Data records
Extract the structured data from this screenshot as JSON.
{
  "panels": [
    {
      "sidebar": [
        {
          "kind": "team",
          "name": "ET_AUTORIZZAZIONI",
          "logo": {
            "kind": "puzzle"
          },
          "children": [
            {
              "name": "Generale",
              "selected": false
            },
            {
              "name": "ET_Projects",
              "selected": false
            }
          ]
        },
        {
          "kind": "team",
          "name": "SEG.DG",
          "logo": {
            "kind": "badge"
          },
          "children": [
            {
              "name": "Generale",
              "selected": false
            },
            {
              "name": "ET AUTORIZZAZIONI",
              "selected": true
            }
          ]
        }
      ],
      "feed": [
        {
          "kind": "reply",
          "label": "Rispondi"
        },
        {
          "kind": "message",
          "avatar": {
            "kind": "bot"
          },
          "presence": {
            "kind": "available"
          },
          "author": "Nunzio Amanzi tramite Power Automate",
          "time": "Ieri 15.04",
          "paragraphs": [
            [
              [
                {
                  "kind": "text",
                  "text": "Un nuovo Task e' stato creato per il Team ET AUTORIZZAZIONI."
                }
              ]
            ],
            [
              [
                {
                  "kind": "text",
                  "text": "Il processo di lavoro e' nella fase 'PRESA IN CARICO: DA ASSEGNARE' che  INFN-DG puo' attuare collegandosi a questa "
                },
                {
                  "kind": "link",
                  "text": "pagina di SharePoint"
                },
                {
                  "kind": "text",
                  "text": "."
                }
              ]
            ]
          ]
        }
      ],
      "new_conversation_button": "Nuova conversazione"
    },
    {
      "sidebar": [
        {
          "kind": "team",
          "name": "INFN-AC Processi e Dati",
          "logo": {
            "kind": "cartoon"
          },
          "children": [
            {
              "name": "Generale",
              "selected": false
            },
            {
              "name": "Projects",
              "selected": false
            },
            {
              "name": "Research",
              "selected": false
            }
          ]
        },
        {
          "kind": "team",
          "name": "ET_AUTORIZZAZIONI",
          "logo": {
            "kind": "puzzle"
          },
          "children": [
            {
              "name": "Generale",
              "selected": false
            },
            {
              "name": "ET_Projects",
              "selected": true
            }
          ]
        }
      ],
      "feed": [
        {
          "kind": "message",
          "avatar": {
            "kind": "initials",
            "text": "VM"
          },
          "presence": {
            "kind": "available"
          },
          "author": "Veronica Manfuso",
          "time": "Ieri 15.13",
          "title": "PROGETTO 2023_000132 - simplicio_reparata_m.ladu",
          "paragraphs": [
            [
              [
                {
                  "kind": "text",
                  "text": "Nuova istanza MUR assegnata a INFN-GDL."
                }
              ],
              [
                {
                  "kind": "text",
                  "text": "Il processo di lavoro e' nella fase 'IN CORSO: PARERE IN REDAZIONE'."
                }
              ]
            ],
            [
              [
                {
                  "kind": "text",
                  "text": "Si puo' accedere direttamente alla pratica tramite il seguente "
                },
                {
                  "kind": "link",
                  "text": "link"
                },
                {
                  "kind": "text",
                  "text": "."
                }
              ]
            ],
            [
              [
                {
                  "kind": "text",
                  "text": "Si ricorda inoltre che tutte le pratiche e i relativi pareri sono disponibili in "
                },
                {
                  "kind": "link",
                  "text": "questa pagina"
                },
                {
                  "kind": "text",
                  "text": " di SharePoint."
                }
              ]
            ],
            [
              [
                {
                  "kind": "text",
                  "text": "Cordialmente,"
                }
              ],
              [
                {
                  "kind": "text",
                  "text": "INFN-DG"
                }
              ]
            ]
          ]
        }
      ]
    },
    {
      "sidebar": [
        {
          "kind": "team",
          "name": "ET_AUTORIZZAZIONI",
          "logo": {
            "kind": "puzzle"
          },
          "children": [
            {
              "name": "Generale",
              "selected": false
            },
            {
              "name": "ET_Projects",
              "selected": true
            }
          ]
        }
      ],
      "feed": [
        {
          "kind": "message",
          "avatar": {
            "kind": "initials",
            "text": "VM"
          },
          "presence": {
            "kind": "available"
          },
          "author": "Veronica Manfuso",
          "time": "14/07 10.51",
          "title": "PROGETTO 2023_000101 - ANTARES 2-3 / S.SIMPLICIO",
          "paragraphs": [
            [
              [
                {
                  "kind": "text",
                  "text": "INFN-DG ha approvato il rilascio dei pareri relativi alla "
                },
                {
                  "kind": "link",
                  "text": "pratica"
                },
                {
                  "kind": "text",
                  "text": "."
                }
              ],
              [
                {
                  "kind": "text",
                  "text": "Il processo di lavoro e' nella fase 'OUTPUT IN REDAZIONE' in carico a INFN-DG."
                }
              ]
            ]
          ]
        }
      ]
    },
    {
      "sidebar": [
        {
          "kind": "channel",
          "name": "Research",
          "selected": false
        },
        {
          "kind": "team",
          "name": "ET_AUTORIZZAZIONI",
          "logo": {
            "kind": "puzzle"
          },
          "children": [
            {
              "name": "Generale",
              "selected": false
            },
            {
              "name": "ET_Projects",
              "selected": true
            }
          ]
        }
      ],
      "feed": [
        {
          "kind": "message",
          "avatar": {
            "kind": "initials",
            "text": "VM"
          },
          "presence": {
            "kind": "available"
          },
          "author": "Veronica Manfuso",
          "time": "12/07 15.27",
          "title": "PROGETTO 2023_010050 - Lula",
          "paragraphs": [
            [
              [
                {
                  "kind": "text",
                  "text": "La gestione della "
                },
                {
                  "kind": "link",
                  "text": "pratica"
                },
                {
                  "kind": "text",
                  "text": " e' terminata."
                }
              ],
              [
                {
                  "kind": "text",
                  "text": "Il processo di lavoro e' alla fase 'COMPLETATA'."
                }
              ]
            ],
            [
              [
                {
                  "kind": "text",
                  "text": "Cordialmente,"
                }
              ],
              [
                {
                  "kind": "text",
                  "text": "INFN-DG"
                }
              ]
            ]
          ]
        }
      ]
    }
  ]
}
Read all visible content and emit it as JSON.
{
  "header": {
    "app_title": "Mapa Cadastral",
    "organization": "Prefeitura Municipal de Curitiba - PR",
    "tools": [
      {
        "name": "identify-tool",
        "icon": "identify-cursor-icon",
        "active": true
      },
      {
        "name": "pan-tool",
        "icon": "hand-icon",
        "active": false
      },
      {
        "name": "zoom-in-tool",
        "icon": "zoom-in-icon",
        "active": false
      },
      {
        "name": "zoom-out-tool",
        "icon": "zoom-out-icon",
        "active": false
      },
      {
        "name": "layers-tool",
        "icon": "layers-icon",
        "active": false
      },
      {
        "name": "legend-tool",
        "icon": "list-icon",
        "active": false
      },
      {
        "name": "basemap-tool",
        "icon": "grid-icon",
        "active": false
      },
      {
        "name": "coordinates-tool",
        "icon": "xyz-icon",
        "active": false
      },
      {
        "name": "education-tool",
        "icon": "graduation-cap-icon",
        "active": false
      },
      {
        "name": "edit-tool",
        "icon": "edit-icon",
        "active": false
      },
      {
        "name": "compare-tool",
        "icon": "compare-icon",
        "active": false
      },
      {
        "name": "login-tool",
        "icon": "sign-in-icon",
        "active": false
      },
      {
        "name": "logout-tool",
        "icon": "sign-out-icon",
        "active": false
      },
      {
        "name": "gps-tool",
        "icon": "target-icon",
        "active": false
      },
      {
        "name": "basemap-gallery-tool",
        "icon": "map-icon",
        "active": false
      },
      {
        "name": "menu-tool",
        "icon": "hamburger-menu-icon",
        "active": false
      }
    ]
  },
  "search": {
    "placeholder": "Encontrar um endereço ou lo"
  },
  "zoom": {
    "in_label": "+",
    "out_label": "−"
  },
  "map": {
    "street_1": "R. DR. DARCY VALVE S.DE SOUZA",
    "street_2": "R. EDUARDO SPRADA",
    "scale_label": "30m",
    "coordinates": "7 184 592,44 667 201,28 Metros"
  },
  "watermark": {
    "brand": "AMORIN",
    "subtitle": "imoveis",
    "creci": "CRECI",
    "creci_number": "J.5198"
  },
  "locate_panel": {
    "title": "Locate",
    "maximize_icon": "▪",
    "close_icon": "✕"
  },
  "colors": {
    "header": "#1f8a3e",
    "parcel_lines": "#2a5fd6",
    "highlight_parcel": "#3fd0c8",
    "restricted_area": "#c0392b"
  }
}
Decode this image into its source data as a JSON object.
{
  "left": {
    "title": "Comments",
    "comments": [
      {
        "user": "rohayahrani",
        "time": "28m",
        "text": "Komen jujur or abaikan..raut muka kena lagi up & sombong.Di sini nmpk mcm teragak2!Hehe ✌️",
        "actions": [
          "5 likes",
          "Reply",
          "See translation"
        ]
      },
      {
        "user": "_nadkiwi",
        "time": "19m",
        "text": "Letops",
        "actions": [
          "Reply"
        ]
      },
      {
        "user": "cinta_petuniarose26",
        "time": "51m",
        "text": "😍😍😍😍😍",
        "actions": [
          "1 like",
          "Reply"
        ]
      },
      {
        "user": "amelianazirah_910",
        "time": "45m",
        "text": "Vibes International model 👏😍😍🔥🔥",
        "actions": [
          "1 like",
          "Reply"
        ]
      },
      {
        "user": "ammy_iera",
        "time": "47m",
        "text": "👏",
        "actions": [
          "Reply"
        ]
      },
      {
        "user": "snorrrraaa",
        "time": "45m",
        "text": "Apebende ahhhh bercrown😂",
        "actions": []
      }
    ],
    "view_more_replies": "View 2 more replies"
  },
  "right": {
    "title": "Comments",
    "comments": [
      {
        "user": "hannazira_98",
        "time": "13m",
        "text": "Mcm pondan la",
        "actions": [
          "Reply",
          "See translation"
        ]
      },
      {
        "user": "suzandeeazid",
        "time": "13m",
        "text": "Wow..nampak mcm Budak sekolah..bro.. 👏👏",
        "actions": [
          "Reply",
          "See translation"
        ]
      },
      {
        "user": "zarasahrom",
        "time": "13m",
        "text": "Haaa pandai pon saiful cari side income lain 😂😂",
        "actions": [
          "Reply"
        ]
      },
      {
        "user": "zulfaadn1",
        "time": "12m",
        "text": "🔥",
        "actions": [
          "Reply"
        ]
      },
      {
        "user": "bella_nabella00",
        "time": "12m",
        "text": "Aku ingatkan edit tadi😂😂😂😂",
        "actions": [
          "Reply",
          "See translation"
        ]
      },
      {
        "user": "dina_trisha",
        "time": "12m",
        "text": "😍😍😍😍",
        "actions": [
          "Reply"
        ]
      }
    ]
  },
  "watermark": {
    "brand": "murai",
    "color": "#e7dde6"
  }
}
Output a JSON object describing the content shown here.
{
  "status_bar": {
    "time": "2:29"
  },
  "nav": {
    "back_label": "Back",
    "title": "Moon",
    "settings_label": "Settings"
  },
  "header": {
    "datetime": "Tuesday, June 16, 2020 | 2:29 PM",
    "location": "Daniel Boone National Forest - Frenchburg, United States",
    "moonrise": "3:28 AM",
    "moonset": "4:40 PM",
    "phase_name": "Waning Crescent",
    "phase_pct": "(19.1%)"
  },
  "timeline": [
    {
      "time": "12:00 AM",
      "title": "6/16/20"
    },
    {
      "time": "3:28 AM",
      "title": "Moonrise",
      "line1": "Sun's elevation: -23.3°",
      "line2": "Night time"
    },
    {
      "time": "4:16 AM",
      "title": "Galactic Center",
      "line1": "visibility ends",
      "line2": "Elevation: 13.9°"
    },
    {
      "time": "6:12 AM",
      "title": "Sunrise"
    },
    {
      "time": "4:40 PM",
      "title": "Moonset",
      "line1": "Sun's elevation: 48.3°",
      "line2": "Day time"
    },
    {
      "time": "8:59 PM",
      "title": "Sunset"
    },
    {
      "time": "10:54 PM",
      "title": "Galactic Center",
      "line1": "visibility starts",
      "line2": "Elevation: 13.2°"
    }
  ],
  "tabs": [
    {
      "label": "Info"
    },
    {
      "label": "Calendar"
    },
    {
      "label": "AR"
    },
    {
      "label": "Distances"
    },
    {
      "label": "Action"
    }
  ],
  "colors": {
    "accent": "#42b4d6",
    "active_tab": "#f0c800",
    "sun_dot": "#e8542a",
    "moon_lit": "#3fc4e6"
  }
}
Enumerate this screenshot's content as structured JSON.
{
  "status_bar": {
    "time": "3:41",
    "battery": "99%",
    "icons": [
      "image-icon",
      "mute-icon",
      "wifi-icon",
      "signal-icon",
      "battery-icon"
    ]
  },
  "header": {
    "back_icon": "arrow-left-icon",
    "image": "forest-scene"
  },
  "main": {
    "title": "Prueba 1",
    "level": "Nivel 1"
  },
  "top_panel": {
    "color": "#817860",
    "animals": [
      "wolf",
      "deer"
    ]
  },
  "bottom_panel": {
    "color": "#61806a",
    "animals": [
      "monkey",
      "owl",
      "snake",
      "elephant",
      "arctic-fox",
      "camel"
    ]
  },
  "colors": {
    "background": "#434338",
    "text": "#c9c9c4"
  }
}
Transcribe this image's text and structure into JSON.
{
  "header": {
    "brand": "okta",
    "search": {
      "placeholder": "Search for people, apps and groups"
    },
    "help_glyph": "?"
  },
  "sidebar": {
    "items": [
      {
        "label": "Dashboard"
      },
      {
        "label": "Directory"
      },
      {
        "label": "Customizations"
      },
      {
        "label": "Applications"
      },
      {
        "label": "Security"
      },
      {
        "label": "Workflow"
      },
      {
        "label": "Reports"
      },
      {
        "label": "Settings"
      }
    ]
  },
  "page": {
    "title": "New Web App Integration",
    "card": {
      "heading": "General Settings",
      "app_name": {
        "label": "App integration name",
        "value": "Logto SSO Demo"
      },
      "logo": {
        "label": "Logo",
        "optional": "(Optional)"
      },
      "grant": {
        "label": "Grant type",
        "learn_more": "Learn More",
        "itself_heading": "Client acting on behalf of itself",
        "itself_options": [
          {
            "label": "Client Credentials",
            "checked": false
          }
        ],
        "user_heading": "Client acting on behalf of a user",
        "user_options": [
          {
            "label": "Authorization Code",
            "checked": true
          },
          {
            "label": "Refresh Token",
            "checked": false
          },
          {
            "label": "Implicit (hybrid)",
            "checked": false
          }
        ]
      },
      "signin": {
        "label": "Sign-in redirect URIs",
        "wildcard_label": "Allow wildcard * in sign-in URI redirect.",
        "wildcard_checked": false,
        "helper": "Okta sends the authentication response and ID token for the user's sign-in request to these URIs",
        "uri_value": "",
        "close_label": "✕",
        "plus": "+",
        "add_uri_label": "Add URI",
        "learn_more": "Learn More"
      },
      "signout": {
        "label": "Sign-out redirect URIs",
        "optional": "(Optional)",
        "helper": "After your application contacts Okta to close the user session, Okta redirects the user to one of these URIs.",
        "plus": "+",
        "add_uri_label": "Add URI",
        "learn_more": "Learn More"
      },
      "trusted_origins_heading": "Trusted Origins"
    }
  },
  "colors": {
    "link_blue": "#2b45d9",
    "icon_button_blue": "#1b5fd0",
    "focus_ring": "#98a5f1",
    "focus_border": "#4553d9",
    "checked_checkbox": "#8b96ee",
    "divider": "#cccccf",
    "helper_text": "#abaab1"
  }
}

▸ Directive: Check each line of the records for the word "coordinates" and extract those that contain it.

▸ Solved problem:
        "name": "coordinates-tool",
    "coordinates": "7 184 592,44 667 201,28 Metros"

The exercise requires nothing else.